● **What the task asks**: Gather all lines from the material that contain "usando".

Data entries
*****

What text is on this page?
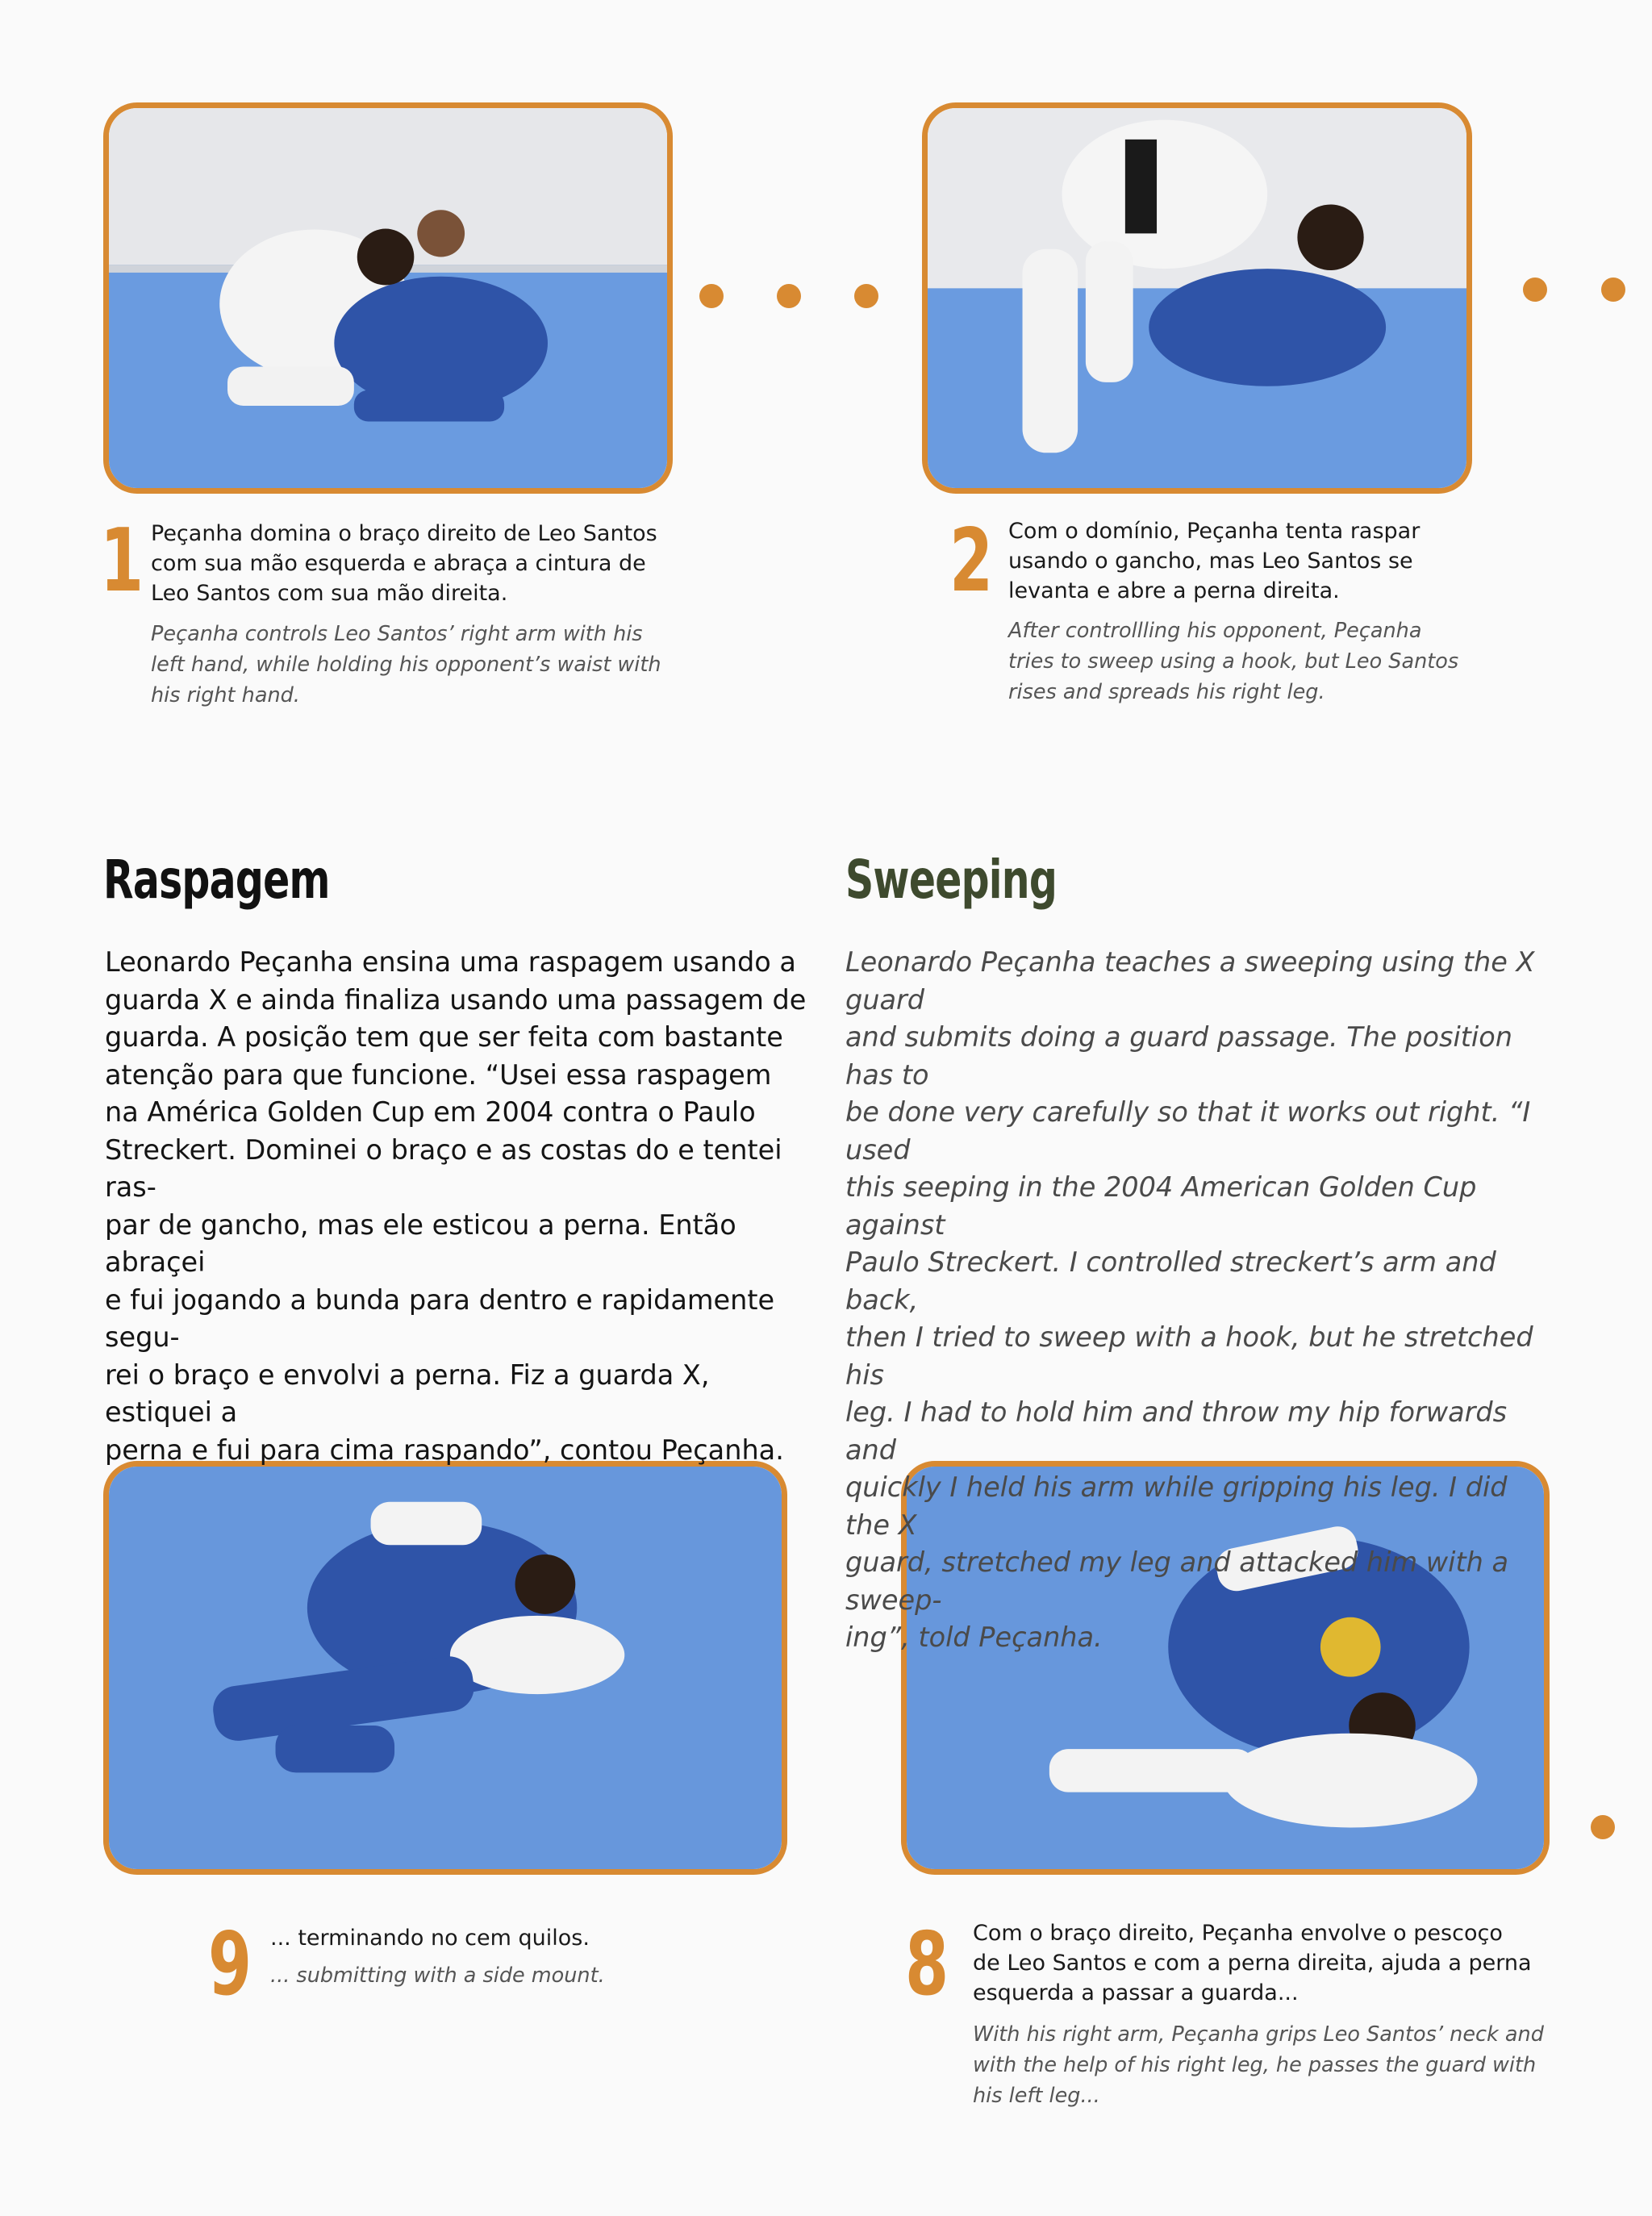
1 Peçanha domina o braço direito de Leo Santos
com sua mão esquerda e abraça a cintura de
Leo Santos com sua mão direita.
Peçanha controls Leo Santos’ right arm with his
left hand, while holding his opponent’s waist with
his right hand.
2 Com o domínio, Peçanha tenta raspar
usando o gancho, mas Leo Santos se
levanta e abre a perna direita.
After controllling his opponent, Peçanha
tries to sweep using a hook, but Leo Santos
rises and spreads his right leg.
Raspagem	Sweeping
Leonardo Peçanha ensina uma raspagem usando a
guarda X e ainda finaliza usando uma passagem de
guarda. A posição tem que ser feita com bastante
atenção para que funcione. “Usei essa raspagem
na América Golden Cup em 2004 contra o Paulo
Streckert. Dominei o braço e as costas do e tentei ras-
par de gancho, mas ele esticou a perna. Então abraçei
e fui jogando a bunda para dentro e rapidamente segu-
rei o braço e envolvi a perna. Fiz a guarda X, estiquei a
perna e fui para cima raspando”, contou Peçanha.
Leonardo Peçanha teaches a sweeping using the X guard
and submits doing a guard passage. The position has to
be done very carefully so that it works out right. “I used
this seeping in the 2004 American Golden Cup against
Paulo Streckert. I controlled streckert’s arm and back,
then I tried to sweep with a hook, but he stretched his
leg. I had to hold him and throw my hip forwards and
quickly I held his arm while gripping his leg. I did the X
guard, stretched my leg and attacked him with a sweep-
ing”, told Peçanha.
9 ... terminando no cem quilos.
... submitting with a side mount.	8 Com o braço direito, Peçanha envolve o pescoço
de Leo Santos e com a perna direita, ajuda a perna
esquerda a passar a guarda...
With his right arm, Peçanha grips Leo Santos’ neck and
with the help of his right leg, he passes the guard with
his left leg...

*****

● **Answer to this exercise**:
usando o gancho, mas Leo Santos se
Leonardo Peçanha ensina uma raspagem usando a
guarda X e ainda finaliza usando uma passagem de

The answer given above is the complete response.